WRITTEN TASK = In the listing below, identify each line with the word "color" and return those lines.

EXTRACTED RECORDS =

<<<<

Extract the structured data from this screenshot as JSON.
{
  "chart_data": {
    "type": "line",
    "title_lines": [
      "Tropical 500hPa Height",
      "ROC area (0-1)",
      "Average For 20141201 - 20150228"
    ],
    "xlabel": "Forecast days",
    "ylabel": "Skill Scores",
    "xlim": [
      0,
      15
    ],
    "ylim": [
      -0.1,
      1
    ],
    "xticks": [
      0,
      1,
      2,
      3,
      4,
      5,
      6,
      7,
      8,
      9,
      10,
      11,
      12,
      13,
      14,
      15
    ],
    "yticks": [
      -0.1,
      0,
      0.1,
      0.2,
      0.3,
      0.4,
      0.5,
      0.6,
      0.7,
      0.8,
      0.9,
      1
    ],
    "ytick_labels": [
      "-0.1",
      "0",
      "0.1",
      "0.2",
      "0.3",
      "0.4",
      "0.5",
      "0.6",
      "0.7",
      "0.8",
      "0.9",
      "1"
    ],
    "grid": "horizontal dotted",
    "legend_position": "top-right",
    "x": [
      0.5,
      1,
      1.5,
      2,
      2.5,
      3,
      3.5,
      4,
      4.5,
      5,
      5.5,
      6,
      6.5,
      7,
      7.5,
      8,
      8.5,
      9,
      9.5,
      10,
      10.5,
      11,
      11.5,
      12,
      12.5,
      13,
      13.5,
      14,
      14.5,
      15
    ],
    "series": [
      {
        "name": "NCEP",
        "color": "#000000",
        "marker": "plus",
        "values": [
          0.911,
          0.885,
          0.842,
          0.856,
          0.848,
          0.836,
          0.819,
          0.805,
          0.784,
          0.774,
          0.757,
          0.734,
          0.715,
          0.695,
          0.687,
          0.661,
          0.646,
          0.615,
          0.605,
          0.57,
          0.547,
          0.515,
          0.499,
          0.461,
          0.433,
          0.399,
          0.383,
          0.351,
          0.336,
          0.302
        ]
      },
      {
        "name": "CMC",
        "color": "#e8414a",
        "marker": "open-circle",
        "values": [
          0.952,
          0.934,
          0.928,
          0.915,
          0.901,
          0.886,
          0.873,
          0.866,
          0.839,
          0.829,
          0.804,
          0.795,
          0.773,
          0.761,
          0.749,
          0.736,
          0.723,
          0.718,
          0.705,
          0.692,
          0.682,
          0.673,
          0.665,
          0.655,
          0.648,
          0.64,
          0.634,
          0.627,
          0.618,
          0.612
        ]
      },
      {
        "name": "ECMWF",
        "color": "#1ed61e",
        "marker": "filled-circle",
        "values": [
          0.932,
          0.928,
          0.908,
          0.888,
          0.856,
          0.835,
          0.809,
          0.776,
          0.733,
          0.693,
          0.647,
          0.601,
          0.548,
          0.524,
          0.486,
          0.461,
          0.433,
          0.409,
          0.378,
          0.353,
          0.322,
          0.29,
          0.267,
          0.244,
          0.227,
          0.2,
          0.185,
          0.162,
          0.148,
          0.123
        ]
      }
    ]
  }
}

>>>>

RESULT =
        "color": "#000000",
        "color": "#e8414a",
        "color": "#1ed61e",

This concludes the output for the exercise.